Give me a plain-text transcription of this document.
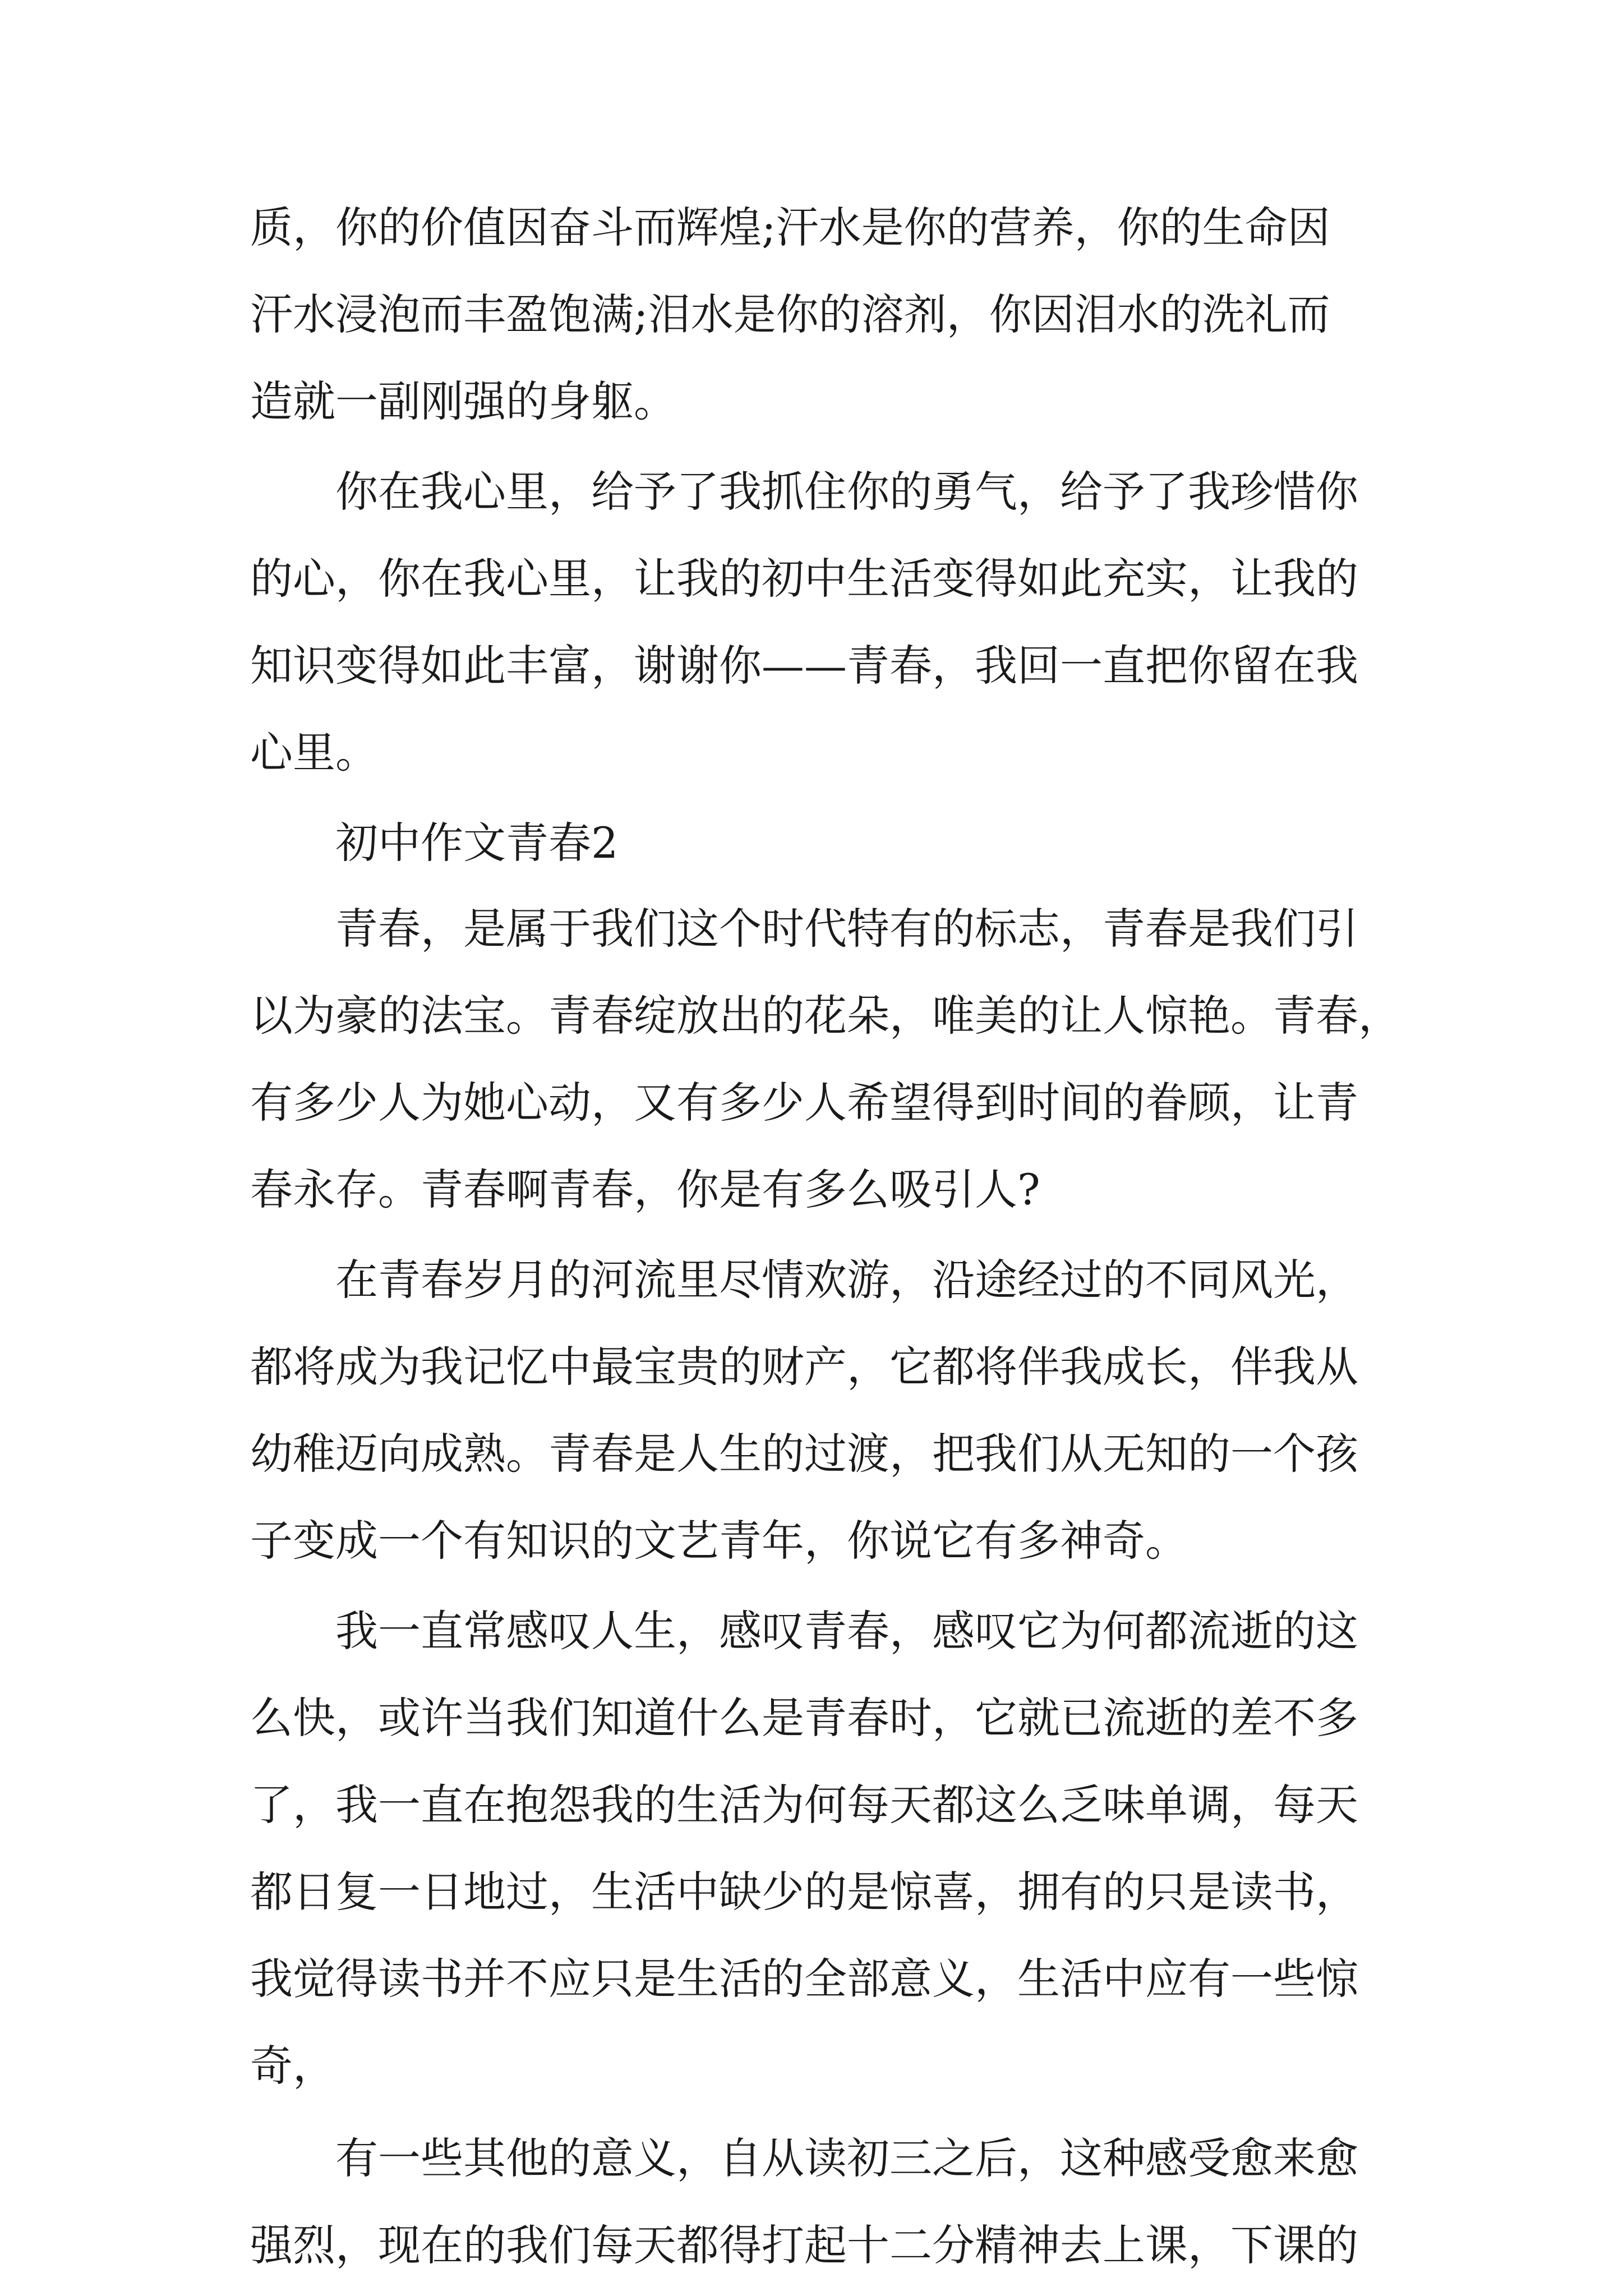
质，你的价值因奋斗而辉煌;汗水是你的营养，你的生命因
汗水浸泡而丰盈饱满;泪水是你的溶剂，你因泪水的洗礼而
造就一副刚强的身躯。
你在我心里，给予了我抓住你的勇气，给予了我珍惜你
的心，你在我心里，让我的初中生活变得如此充实，让我的
知识变得如此丰富，谢谢你——青春，我回一直把你留在我
心里。
初中作文青春2
青春，是属于我们这个时代特有的标志，青春是我们引
以为豪的法宝。青春绽放出的花朵，唯美的让人惊艳。青春，
有多少人为她心动，又有多少人希望得到时间的眷顾，让青
春永存。青春啊青春，你是有多么吸引人?
在青春岁月的河流里尽情欢游，沿途经过的不同风光，
都将成为我记忆中最宝贵的财产，它都将伴我成长，伴我从
幼稚迈向成熟。青春是人生的过渡，把我们从无知的一个孩
子变成一个有知识的文艺青年，你说它有多神奇。
我一直常感叹人生，感叹青春，感叹它为何都流逝的这
么快，或许当我们知道什么是青春时，它就已流逝的差不多
了，我一直在抱怨我的生活为何每天都这么乏味单调，每天
都日复一日地过，生活中缺少的是惊喜，拥有的只是读书，
我觉得读书并不应只是生活的全部意义，生活中应有一些惊
奇，
有一些其他的意义，自从读初三之后，这种感受愈来愈
强烈，现在的我们每天都得打起十二分精神去上课，下课的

- [WHAT THE TASK ASKS]: Keep every word of the data as it is when you write it out, but drop the pictures.

- [SOLUTION FOR THIS EXERCISE]:
Give me a plain-text transcription of this document.
质，你的价值因奋斗而辉煌;汗水是你的营养，你的生命因
汗水浸泡而丰盈饱满;泪水是你的溶剂，你因泪水的洗礼而
造就一副刚强的身躯。
你在我心里，给予了我抓住你的勇气，给予了我珍惜你
的心，你在我心里，让我的初中生活变得如此充实，让我的
知识变得如此丰富，谢谢你——青春，我回一直把你留在我
心里。
初中作文青春2
青春，是属于我们这个时代特有的标志，青春是我们引
以为豪的法宝。青春绽放出的花朵，唯美的让人惊艳。青春，
有多少人为她心动，又有多少人希望得到时间的眷顾，让青
春永存。青春啊青春，你是有多么吸引人?
在青春岁月的河流里尽情欢游，沿途经过的不同风光，
都将成为我记忆中最宝贵的财产，它都将伴我成长，伴我从
幼稚迈向成熟。青春是人生的过渡，把我们从无知的一个孩
子变成一个有知识的文艺青年，你说它有多神奇。
我一直常感叹人生，感叹青春，感叹它为何都流逝的这
么快，或许当我们知道什么是青春时，它就已流逝的差不多
了，我一直在抱怨我的生活为何每天都这么乏味单调，每天
都日复一日地过，生活中缺少的是惊喜，拥有的只是读书，
我觉得读书并不应只是生活的全部意义，生活中应有一些惊
奇，
有一些其他的意义，自从读初三之后，这种感受愈来愈
强烈，现在的我们每天都得打起十二分精神去上课，下课的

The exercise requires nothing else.